• **What to do**: Extract each line holding the word "FORMULES" from the entries.

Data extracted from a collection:
────
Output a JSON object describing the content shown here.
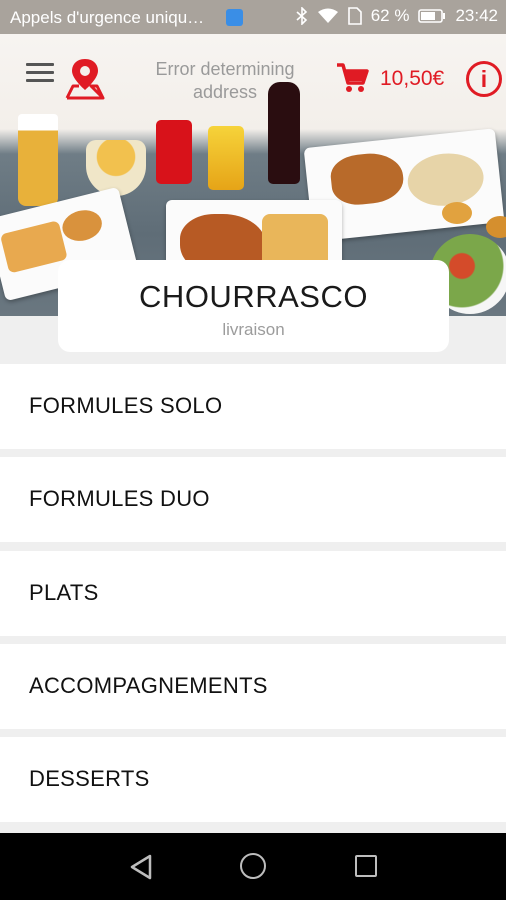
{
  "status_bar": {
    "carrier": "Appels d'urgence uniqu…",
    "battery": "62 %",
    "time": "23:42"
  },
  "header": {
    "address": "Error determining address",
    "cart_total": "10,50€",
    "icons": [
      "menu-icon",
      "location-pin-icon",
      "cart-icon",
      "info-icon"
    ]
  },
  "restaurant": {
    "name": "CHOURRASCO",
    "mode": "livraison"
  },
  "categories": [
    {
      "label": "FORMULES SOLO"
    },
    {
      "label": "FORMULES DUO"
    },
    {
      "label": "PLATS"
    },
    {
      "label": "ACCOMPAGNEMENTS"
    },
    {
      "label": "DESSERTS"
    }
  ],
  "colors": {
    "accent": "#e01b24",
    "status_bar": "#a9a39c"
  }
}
────
• **Problem solution**:
      "label": "FORMULES SOLO"
      "label": "FORMULES DUO"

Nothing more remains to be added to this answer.